● RECORD EXCERPTS:
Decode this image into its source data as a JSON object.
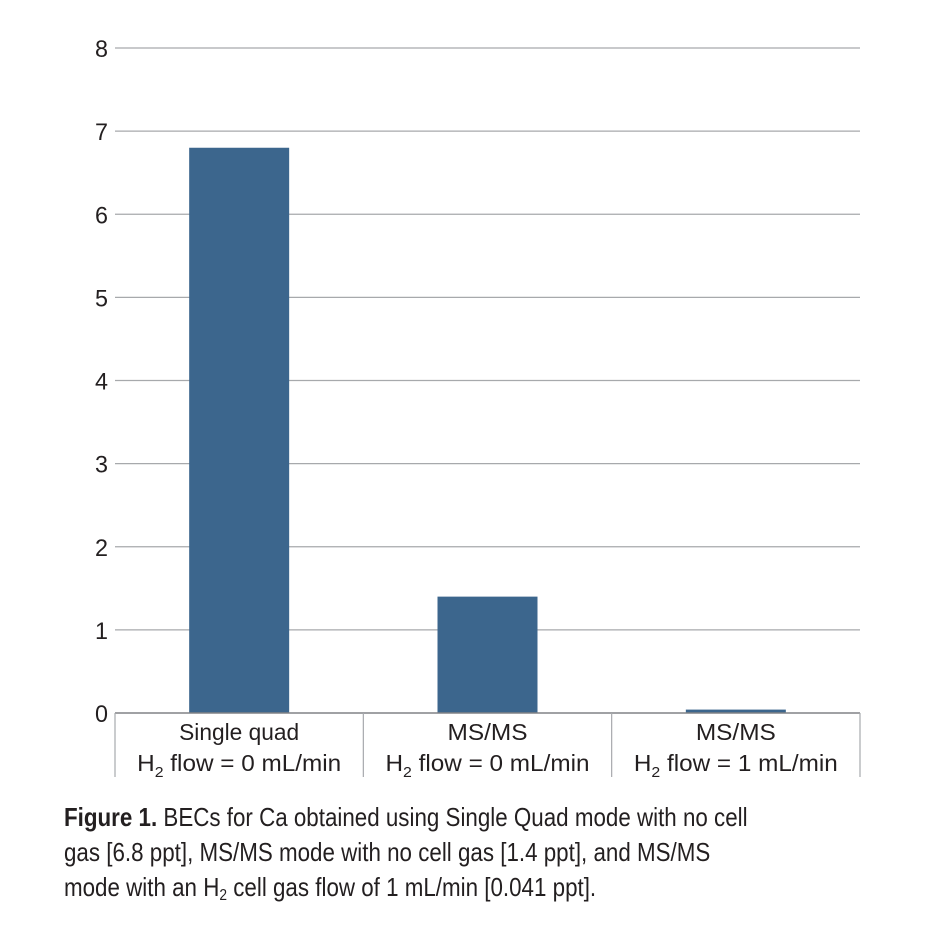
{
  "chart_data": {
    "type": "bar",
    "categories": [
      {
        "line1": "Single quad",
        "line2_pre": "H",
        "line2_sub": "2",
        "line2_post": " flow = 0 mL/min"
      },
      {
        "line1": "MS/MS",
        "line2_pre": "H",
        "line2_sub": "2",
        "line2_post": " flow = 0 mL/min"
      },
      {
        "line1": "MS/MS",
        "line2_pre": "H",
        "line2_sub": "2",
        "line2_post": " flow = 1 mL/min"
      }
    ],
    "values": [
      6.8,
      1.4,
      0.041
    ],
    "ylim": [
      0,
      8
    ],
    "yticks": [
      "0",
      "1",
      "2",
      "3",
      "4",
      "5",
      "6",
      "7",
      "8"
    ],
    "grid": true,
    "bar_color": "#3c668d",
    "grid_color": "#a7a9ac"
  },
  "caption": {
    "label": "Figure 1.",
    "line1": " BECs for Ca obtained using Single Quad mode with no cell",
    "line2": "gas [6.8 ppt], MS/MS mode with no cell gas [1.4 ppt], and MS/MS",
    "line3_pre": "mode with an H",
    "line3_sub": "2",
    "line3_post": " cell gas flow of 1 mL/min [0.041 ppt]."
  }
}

--

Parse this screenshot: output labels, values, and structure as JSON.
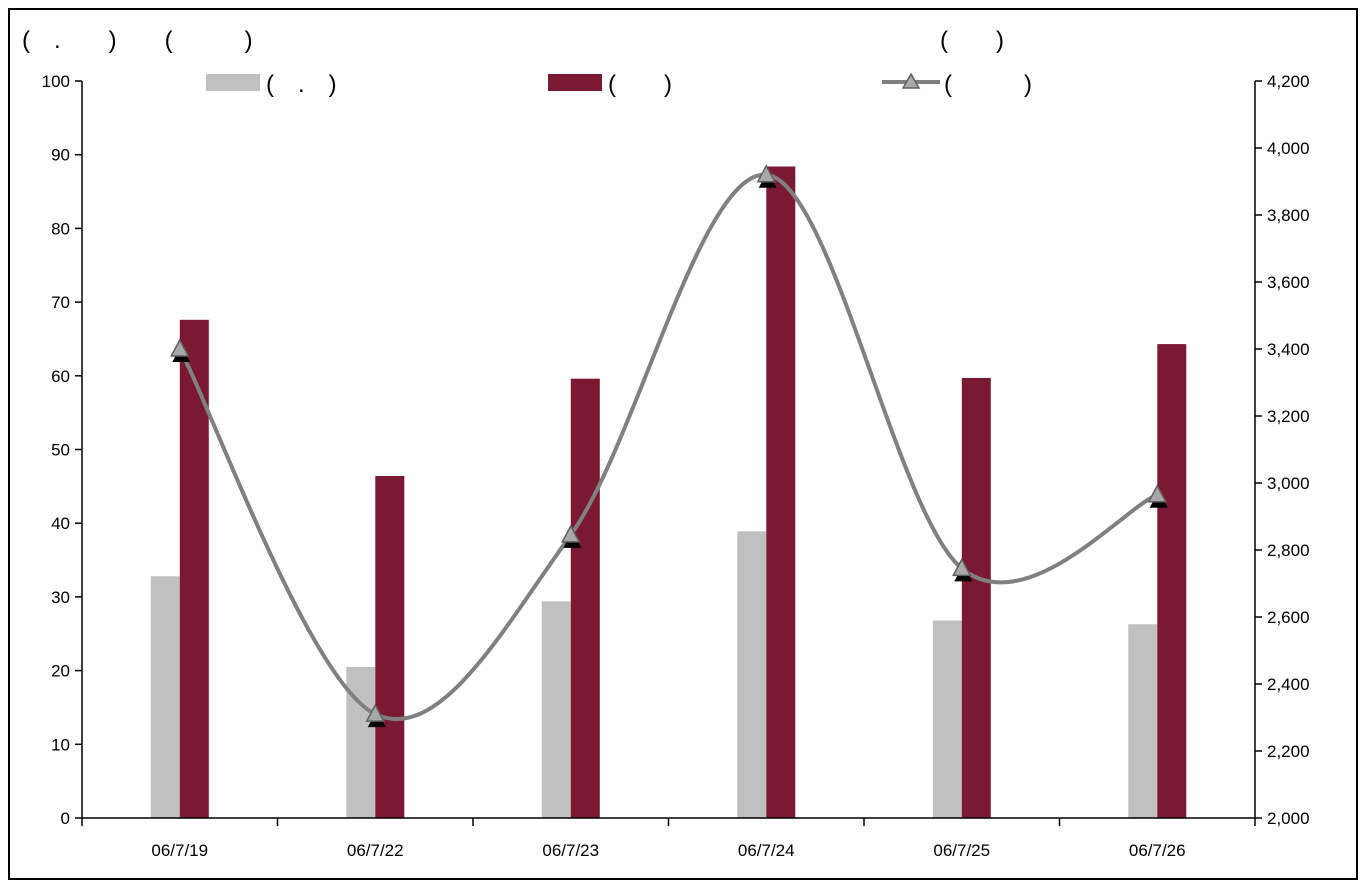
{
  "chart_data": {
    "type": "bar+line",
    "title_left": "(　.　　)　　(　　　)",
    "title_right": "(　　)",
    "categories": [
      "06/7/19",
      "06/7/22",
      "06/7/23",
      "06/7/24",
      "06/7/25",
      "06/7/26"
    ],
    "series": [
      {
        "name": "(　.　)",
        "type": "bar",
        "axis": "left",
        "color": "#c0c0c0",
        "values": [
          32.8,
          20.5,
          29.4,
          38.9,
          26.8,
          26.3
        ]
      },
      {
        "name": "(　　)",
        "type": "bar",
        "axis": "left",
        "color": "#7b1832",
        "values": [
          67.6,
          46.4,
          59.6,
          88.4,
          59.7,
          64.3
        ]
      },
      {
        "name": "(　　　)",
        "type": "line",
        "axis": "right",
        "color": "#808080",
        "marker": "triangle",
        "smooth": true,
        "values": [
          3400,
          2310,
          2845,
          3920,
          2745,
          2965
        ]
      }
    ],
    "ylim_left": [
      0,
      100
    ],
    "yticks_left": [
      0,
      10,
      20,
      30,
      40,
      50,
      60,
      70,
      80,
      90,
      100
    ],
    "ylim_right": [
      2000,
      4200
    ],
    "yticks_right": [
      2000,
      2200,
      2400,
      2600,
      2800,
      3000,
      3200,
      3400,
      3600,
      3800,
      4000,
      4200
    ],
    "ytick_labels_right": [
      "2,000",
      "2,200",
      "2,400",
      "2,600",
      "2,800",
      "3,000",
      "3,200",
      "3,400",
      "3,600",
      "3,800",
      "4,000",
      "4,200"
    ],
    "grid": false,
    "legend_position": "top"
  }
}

● EXERCISE GOAL: Copy each line containing the word "with" from the data.

● OUTPUT:
    "line1": " BECs for Ca obtained using Single Quad mode with no cell",
    "line2": "gas [6.8 ppt], MS/MS mode with no cell gas [1.4 ppt], and MS/MS",
    "line3_pre": "mode with an H",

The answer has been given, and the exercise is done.